+++ INFORMATION SHOWN

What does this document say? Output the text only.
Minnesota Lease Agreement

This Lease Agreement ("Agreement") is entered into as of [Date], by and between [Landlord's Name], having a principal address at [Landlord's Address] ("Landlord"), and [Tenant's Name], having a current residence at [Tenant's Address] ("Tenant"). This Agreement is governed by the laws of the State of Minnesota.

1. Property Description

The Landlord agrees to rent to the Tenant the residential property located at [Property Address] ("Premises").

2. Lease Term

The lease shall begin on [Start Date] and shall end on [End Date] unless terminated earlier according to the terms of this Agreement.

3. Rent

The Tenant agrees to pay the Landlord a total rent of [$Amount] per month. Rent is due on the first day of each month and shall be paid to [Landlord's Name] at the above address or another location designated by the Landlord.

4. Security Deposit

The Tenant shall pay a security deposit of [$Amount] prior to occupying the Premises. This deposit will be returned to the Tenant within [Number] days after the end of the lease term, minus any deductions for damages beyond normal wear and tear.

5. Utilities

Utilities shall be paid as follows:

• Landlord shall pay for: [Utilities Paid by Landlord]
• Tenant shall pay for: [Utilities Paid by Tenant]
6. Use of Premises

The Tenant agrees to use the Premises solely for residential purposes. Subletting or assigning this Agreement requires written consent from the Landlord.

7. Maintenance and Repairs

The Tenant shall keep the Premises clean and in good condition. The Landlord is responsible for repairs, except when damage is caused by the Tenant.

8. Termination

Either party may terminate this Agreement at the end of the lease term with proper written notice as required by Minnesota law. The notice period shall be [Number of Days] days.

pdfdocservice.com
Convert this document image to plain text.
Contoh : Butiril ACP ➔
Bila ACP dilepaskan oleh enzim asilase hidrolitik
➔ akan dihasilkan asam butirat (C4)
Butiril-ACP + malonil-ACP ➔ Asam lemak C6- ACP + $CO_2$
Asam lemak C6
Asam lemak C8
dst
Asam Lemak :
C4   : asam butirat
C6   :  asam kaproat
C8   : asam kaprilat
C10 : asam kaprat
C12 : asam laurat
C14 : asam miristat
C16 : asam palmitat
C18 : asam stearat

++++++

» AIM OF THE EXERCISE
Quote the listing in full, please, keeping every line exact.

» EXERCISE RESPONSE
What does this document say? Output the text only.
Minnesota Lease Agreement

This Lease Agreement ("Agreement") is entered into as of [Date], by and between [Landlord's Name], having a principal address at [Landlord's Address] ("Landlord"), and [Tenant's Name], having a current residence at [Tenant's Address] ("Tenant"). This Agreement is governed by the laws of the State of Minnesota.

1. Property Description

The Landlord agrees to rent to the Tenant the residential property located at [Property Address] ("Premises").

2. Lease Term

The lease shall begin on [Start Date] and shall end on [End Date] unless terminated earlier according to the terms of this Agreement.

3. Rent

The Tenant agrees to pay the Landlord a total rent of [$Amount] per month. Rent is due on the first day of each month and shall be paid to [Landlord's Name] at the above address or another location designated by the Landlord.

4. Security Deposit

The Tenant shall pay a security deposit of [$Amount] prior to occupying the Premises. This deposit will be returned to the Tenant within [Number] days after the end of the lease term, minus any deductions for damages beyond normal wear and tear.

5. Utilities

Utilities shall be paid as follows:

• Landlord shall pay for: [Utilities Paid by Landlord]
• Tenant shall pay for: [Utilities Paid by Tenant]
6. Use of Premises

The Tenant agrees to use the Premises solely for residential purposes. Subletting or assigning this Agreement requires written consent from the Landlord.

7. Maintenance and Repairs

The Tenant shall keep the Premises clean and in good condition. The Landlord is responsible for repairs, except when damage is caused by the Tenant.

8. Termination

Either party may terminate this Agreement at the end of the lease term with proper written notice as required by Minnesota law. The notice period shall be [Number of Days] days.

pdfdocservice.com
Convert this document image to plain text.
Contoh : Butiril ACP ➔
Bila ACP dilepaskan oleh enzim asilase hidrolitik
➔ akan dihasilkan asam butirat (C4)
Butiril-ACP + malonil-ACP ➔ Asam lemak C6- ACP + $CO_2$
Asam lemak C6
Asam lemak C8
dst
Asam Lemak :
C4   : asam butirat
C6   :  asam kaproat
C8   : asam kaprilat
C10 : asam kaprat
C12 : asam laurat
C14 : asam miristat
C16 : asam palmitat
C18 : asam stearat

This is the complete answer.